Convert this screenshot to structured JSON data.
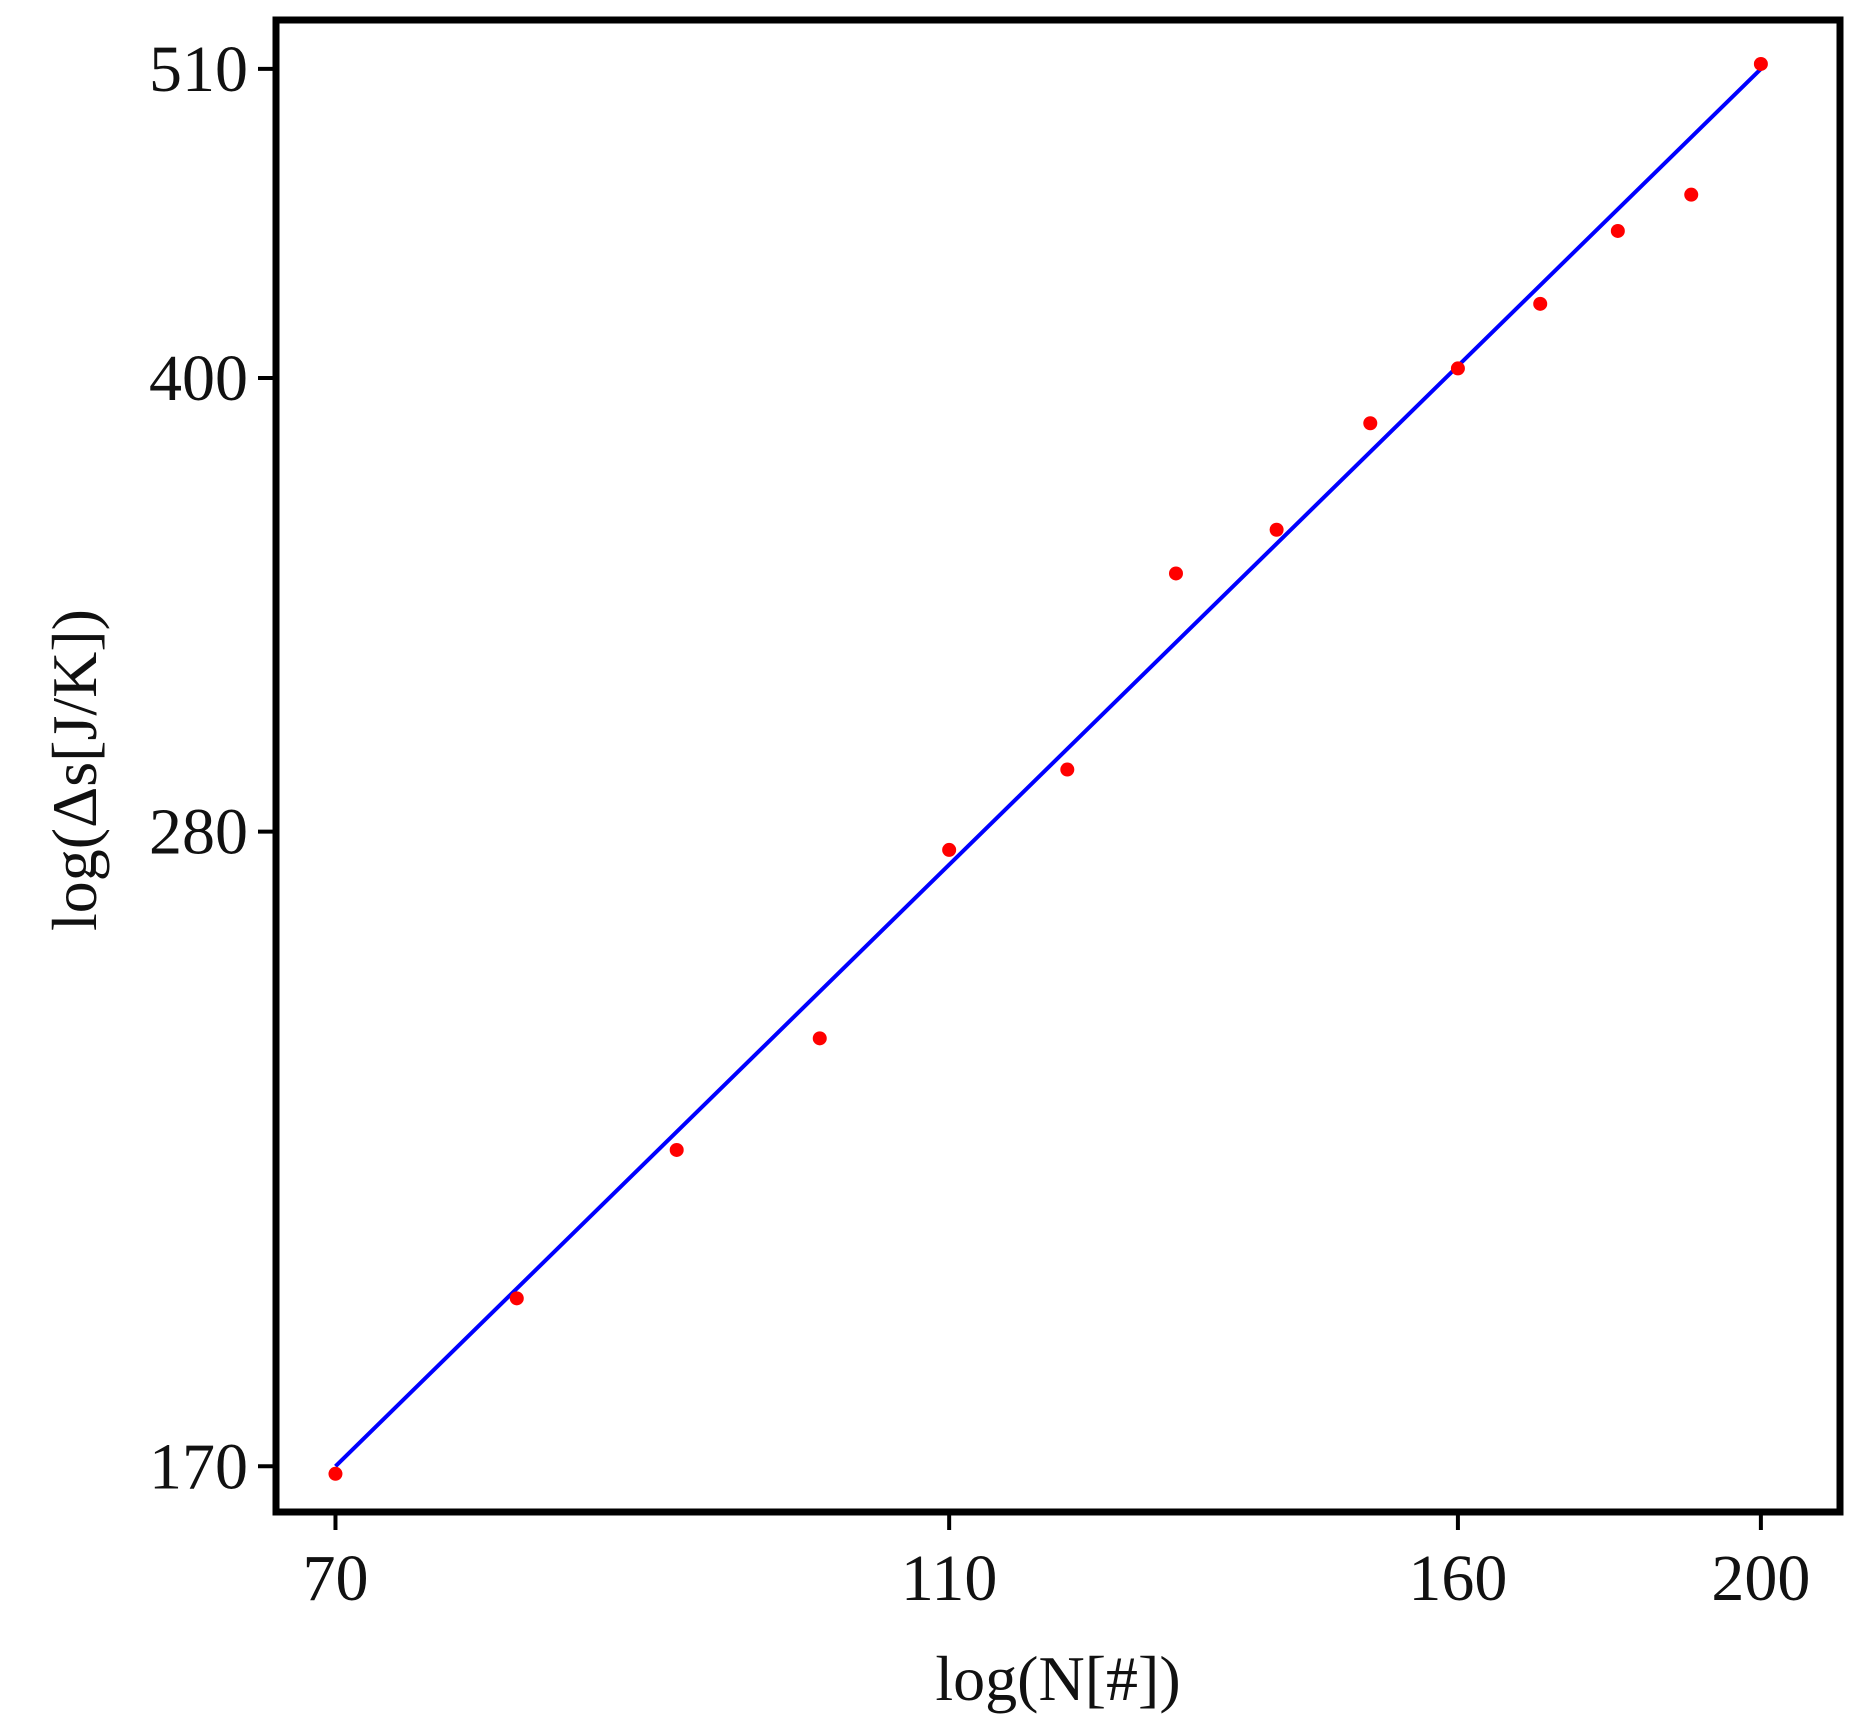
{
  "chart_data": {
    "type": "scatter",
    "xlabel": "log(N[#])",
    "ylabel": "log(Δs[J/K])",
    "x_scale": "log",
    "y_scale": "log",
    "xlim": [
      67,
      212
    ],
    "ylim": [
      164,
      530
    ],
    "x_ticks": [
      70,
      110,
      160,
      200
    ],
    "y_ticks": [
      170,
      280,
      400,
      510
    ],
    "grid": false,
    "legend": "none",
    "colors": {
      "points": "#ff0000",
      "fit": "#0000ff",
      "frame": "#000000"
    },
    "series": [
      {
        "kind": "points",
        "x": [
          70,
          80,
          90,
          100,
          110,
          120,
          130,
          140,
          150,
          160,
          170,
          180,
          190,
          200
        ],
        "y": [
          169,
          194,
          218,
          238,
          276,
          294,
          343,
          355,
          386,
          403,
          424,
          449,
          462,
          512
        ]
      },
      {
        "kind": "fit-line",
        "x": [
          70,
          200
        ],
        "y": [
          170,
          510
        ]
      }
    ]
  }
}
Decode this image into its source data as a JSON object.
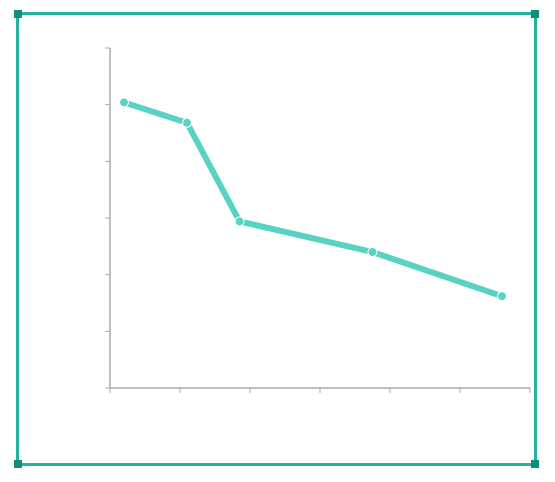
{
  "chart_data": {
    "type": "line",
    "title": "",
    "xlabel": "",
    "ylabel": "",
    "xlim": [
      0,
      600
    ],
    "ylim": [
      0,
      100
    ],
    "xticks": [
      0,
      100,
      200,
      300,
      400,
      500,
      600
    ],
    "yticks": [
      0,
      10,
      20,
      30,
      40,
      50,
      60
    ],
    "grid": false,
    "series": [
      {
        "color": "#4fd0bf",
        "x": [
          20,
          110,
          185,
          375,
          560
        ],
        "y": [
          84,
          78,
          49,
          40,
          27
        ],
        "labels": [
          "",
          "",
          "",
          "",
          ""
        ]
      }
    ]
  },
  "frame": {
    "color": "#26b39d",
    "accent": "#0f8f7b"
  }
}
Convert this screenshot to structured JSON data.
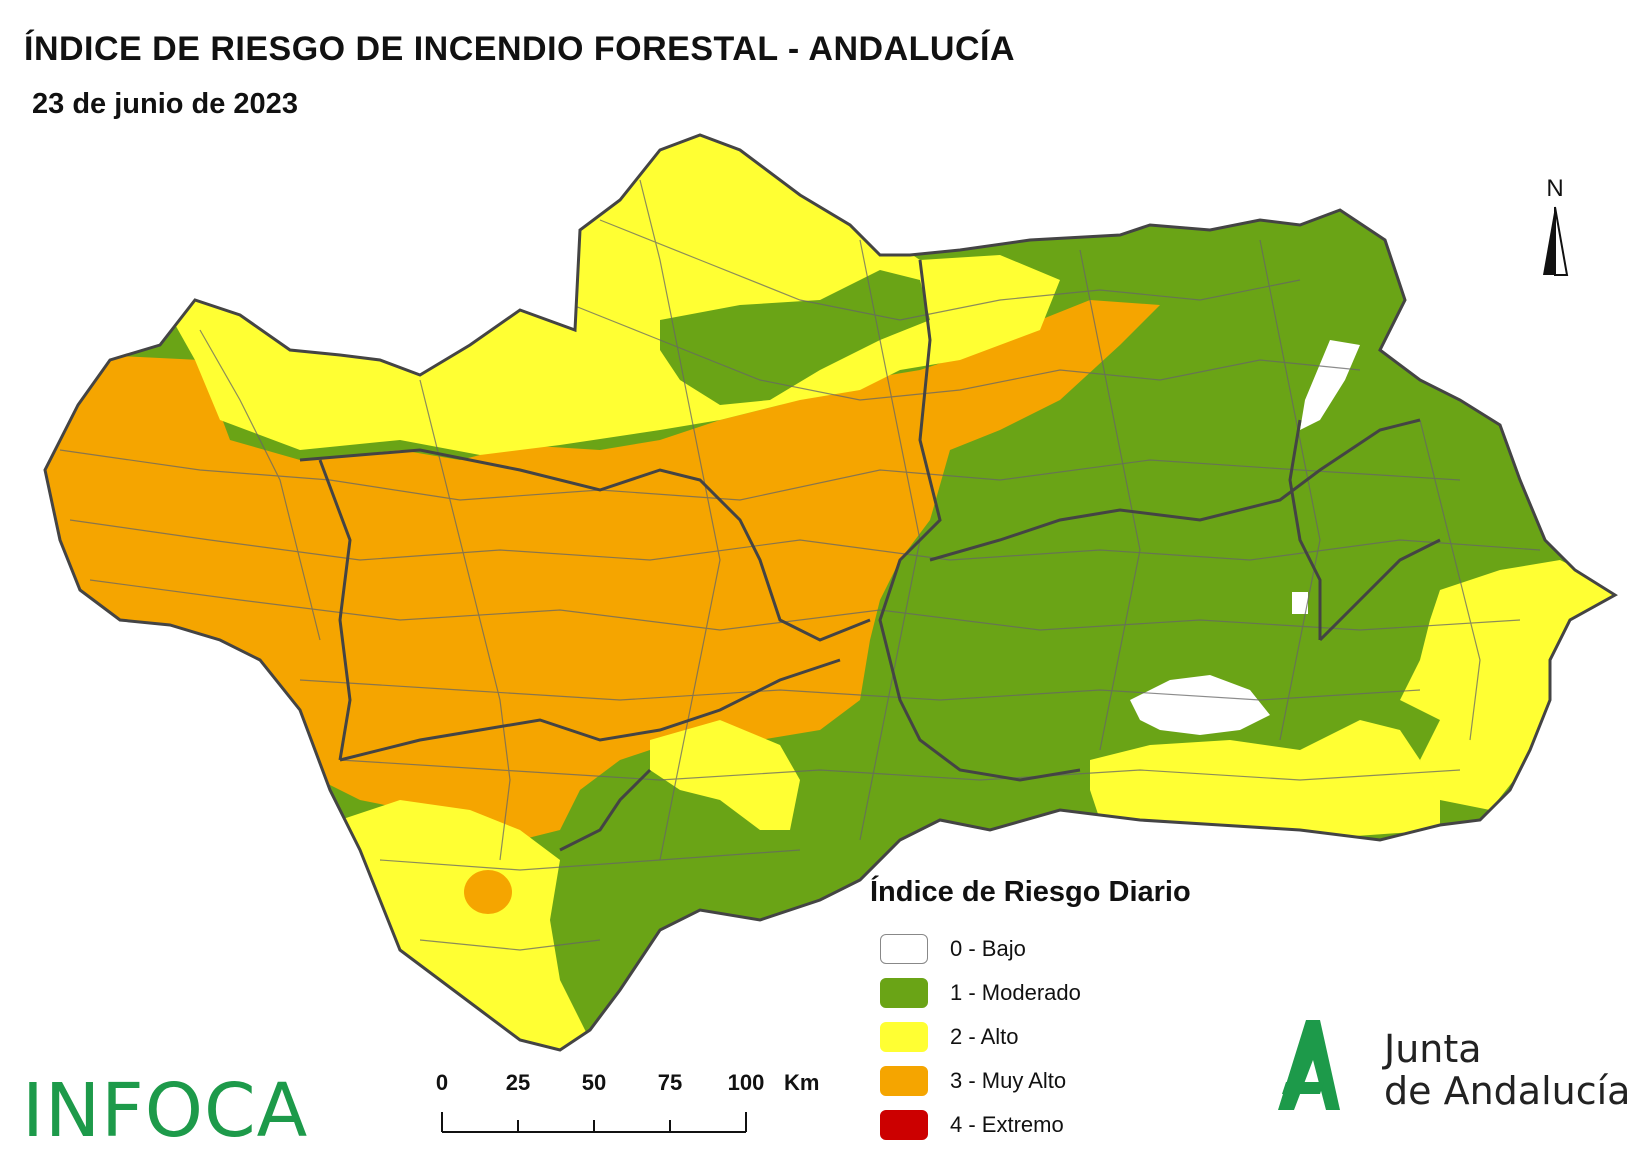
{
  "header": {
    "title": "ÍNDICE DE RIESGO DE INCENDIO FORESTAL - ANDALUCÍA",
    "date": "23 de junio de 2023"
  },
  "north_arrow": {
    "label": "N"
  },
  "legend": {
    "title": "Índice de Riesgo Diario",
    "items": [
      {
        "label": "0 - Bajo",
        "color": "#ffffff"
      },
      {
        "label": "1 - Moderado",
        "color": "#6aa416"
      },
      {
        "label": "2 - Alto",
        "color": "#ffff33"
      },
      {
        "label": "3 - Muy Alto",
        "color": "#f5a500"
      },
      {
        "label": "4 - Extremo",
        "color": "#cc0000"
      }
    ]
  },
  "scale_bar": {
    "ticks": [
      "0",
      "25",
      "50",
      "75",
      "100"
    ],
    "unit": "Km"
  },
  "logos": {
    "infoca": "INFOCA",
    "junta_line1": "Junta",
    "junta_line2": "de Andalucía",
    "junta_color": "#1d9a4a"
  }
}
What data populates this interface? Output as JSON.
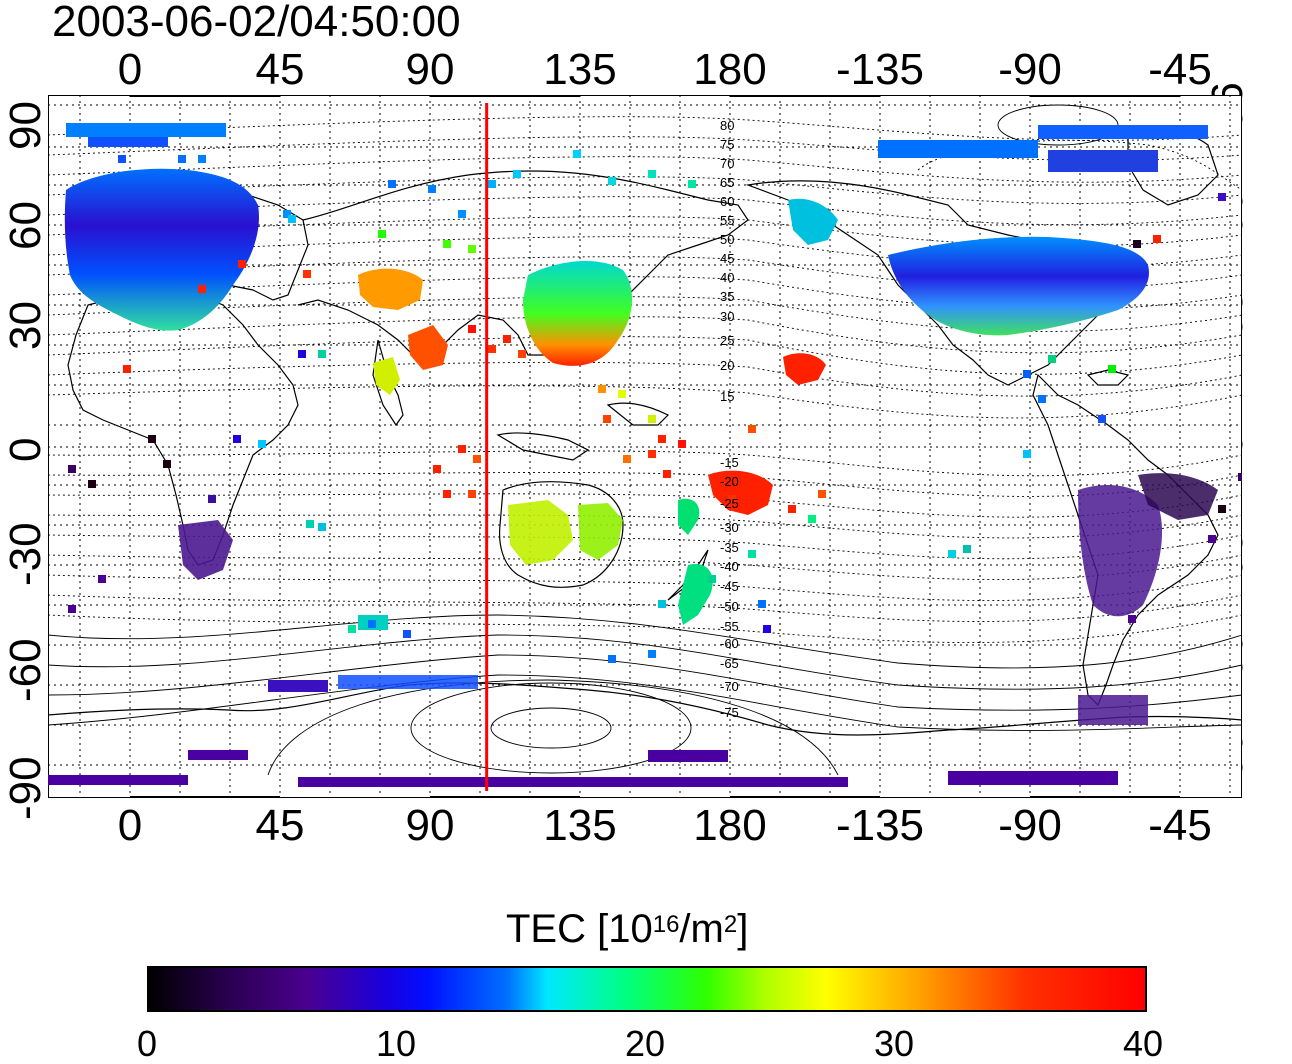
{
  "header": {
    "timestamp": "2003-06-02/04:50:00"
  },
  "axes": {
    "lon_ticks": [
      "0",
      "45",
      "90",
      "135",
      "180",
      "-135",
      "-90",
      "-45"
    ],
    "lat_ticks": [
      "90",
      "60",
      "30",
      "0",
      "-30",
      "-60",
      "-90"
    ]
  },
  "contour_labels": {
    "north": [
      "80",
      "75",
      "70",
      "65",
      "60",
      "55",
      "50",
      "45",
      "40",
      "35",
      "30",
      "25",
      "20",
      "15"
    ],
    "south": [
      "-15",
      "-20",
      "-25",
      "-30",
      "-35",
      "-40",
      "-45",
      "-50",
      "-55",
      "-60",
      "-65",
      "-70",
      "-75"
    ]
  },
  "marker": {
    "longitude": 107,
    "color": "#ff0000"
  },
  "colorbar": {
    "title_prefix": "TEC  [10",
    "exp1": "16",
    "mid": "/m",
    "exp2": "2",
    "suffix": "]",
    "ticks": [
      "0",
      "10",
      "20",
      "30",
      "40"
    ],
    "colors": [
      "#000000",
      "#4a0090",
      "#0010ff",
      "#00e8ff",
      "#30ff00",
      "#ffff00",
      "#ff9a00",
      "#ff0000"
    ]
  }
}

------------------------------------------------------------------------

#### [EXERCISE GOAL]
Set the entries down again exactly. Do not include the images.

#### [RESULT FOR THIS EXERCISE]
Convert this screenshot to structured JSON data.
{
  "chart_data": {
    "type": "scatter",
    "xlabel": "log(N[#])",
    "ylabel": "log(Δs[J/K])",
    "x_scale": "log",
    "y_scale": "log",
    "xlim": [
      67,
      212
    ],
    "ylim": [
      164,
      530
    ],
    "x_ticks": [
      70,
      110,
      160,
      200
    ],
    "y_ticks": [
      170,
      280,
      400,
      510
    ],
    "grid": false,
    "legend": "none",
    "colors": {
      "points": "#ff0000",
      "fit": "#0000ff",
      "frame": "#000000"
    },
    "series": [
      {
        "kind": "points",
        "x": [
          70,
          80,
          90,
          100,
          110,
          120,
          130,
          140,
          150,
          160,
          170,
          180,
          190,
          200
        ],
        "y": [
          169,
          194,
          218,
          238,
          276,
          294,
          343,
          355,
          386,
          403,
          424,
          449,
          462,
          512
        ]
      },
      {
        "kind": "fit-line",
        "x": [
          70,
          200
        ],
        "y": [
          170,
          510
        ]
      }
    ]
  }
}
Decode this image into its source data as a JSON object.
{
  "chart_data": {
    "type": "line",
    "title": "",
    "xlabel": "",
    "ylabel": "",
    "xlim": [
      0,
      600
    ],
    "ylim": [
      0,
      100
    ],
    "xticks": [
      0,
      100,
      200,
      300,
      400,
      500,
      600
    ],
    "yticks": [
      0,
      10,
      20,
      30,
      40,
      50,
      60
    ],
    "grid": false,
    "series": [
      {
        "color": "#4fd0bf",
        "x": [
          20,
          110,
          185,
          375,
          560
        ],
        "y": [
          84,
          78,
          49,
          40,
          27
        ],
        "labels": [
          "",
          "",
          "",
          "",
          ""
        ]
      }
    ]
  },
  "frame": {
    "color": "#26b39d",
    "accent": "#0f8f7b"
  }
}
Convert this screenshot to structured JSON data.
{
  "header": {
    "title": "ÍNDICE DE RIESGO DE INCENDIO FORESTAL - ANDALUCÍA",
    "date": "23 de junio de 2023"
  },
  "north_arrow": {
    "label": "N"
  },
  "legend": {
    "title": "Índice de Riesgo Diario",
    "items": [
      {
        "label": "0 - Bajo",
        "color": "#ffffff"
      },
      {
        "label": "1 - Moderado",
        "color": "#6aa416"
      },
      {
        "label": "2 - Alto",
        "color": "#ffff33"
      },
      {
        "label": "3 - Muy Alto",
        "color": "#f5a500"
      },
      {
        "label": "4 - Extremo",
        "color": "#cc0000"
      }
    ]
  },
  "scale_bar": {
    "ticks": [
      "0",
      "25",
      "50",
      "75",
      "100"
    ],
    "unit": "Km"
  },
  "logos": {
    "infoca": "INFOCA",
    "junta_line1": "Junta",
    "junta_line2": "de Andalucía",
    "junta_color": "#1d9a4a"
  }
}
What data populates this interface? Output as JSON.
{
  "header": {
    "timestamp": "2003-06-02/04:50:00"
  },
  "axes": {
    "lon_ticks": [
      "0",
      "45",
      "90",
      "135",
      "180",
      "-135",
      "-90",
      "-45"
    ],
    "lat_ticks": [
      "90",
      "60",
      "30",
      "0",
      "-30",
      "-60",
      "-90"
    ]
  },
  "contour_labels": {
    "north": [
      "80",
      "75",
      "70",
      "65",
      "60",
      "55",
      "50",
      "45",
      "40",
      "35",
      "30",
      "25",
      "20",
      "15"
    ],
    "south": [
      "-15",
      "-20",
      "-25",
      "-30",
      "-35",
      "-40",
      "-45",
      "-50",
      "-55",
      "-60",
      "-65",
      "-70",
      "-75"
    ]
  },
  "marker": {
    "longitude": 107,
    "color": "#ff0000"
  },
  "colorbar": {
    "title_prefix": "TEC  [10",
    "exp1": "16",
    "mid": "/m",
    "exp2": "2",
    "suffix": "]",
    "ticks": [
      "0",
      "10",
      "20",
      "30",
      "40"
    ],
    "colors": [
      "#000000",
      "#4a0090",
      "#0010ff",
      "#00e8ff",
      "#30ff00",
      "#ffff00",
      "#ff9a00",
      "#ff0000"
    ]
  }
}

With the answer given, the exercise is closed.